## To be done:
Look through the material below for "Board". Copy every line that contains it.

(Stored records)

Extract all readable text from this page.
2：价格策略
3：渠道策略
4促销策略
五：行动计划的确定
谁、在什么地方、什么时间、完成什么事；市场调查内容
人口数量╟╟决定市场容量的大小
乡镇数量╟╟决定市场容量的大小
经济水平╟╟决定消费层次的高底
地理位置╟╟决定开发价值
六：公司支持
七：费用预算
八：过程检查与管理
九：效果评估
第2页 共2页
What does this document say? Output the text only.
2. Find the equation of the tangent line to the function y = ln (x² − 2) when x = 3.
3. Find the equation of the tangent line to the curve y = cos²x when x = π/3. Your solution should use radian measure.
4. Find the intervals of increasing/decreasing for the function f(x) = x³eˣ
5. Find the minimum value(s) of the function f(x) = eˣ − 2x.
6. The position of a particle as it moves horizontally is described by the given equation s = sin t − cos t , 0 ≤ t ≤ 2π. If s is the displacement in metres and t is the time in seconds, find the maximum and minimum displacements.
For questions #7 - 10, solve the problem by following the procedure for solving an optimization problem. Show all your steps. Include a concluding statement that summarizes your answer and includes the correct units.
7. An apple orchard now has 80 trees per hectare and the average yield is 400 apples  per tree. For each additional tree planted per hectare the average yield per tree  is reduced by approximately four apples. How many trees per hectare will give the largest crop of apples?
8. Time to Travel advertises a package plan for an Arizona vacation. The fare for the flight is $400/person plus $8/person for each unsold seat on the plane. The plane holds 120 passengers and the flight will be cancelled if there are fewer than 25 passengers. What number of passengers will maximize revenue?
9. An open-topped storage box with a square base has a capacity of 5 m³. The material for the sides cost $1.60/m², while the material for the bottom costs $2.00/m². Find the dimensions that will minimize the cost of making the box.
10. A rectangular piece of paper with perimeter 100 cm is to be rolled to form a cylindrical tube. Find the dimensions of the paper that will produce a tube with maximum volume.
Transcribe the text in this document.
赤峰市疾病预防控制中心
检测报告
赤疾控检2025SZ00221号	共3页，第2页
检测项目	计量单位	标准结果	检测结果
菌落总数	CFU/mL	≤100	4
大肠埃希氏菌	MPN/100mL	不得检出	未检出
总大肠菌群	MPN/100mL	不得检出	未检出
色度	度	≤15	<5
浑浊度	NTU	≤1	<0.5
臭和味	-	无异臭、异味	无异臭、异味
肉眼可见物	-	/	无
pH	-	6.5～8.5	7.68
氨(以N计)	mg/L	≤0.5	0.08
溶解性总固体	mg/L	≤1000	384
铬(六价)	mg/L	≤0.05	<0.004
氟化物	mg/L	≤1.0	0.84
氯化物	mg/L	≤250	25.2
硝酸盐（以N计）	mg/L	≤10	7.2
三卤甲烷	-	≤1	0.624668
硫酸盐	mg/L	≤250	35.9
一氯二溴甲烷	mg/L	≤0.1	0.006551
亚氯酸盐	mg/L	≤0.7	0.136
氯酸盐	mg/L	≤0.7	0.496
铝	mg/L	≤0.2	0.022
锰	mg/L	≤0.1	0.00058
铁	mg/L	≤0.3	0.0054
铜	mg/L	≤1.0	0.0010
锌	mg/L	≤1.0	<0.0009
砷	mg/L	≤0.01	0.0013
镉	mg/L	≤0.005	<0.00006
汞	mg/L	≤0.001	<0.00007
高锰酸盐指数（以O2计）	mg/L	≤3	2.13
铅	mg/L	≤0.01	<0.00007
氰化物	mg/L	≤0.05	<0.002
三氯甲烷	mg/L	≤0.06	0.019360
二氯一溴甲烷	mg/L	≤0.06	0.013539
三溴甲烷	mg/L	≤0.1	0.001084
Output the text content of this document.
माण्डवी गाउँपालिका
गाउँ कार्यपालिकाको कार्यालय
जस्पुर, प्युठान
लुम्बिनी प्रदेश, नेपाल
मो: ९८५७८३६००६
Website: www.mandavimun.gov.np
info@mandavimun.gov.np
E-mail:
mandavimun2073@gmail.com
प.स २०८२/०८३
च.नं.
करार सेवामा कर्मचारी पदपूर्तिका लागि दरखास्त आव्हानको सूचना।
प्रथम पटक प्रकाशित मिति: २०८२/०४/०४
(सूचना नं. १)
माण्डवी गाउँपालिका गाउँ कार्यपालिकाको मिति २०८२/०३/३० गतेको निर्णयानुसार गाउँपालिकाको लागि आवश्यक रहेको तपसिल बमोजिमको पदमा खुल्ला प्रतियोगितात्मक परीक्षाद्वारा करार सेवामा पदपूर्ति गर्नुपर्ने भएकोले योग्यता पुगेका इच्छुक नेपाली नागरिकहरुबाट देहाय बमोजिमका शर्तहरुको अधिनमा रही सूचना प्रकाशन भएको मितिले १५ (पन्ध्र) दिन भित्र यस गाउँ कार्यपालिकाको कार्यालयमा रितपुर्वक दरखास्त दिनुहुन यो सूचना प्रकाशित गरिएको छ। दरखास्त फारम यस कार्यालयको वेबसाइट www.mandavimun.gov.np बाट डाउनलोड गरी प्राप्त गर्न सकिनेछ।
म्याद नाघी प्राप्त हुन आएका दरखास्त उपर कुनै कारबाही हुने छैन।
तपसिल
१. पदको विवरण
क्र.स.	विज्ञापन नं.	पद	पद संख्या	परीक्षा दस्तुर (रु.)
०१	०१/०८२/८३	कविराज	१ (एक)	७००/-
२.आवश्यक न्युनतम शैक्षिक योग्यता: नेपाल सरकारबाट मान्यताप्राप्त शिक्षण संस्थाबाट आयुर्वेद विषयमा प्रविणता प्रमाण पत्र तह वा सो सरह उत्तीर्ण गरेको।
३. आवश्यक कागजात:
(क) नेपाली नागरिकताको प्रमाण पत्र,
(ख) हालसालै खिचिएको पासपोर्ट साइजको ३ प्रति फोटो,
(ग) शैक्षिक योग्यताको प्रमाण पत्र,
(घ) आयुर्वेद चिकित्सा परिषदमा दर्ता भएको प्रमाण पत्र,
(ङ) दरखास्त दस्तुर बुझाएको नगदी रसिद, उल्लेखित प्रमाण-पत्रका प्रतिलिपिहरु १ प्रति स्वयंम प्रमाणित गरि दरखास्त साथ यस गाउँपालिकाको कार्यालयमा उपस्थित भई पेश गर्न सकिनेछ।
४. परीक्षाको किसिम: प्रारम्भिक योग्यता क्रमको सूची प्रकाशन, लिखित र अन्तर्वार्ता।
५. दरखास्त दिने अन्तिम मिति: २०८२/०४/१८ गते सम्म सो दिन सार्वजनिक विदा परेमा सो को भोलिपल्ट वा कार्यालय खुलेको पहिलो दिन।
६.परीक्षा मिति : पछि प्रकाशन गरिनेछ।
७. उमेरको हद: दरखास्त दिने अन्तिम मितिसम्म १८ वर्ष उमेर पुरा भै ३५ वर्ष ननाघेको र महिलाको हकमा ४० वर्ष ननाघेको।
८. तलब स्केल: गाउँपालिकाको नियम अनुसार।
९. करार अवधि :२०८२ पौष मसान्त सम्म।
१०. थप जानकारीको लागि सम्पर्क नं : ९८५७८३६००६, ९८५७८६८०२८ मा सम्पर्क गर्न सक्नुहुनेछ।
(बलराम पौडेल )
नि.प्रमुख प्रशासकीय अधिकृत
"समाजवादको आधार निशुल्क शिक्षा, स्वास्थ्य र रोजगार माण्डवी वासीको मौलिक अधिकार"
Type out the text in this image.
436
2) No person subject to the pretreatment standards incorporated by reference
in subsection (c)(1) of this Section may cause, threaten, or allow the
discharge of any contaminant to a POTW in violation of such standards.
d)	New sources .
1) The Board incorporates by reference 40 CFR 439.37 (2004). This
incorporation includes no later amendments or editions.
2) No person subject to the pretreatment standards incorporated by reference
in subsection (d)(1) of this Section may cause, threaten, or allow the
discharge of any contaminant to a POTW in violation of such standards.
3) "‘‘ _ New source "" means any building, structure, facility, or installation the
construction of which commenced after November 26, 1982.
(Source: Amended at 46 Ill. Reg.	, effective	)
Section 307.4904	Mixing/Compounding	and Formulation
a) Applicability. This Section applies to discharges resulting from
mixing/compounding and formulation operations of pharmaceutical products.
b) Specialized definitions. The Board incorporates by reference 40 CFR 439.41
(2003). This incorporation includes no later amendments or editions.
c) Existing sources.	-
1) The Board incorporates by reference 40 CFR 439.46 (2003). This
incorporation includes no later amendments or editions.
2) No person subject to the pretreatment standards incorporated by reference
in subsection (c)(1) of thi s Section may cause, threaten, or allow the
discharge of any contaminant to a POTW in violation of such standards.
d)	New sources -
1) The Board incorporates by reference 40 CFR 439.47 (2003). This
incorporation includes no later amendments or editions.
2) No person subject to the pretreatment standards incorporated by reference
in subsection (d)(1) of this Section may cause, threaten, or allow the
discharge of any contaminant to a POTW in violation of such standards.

## Written answer:
1) The Board incorporates by reference 40 CFR 439.37 (2004). This
b) Specialized definitions. The Board incorporates by reference 40 CFR 439.41
1) The Board incorporates by reference 40 CFR 439.46 (2003). This
1) The Board incorporates by reference 40 CFR 439.47 (2003). This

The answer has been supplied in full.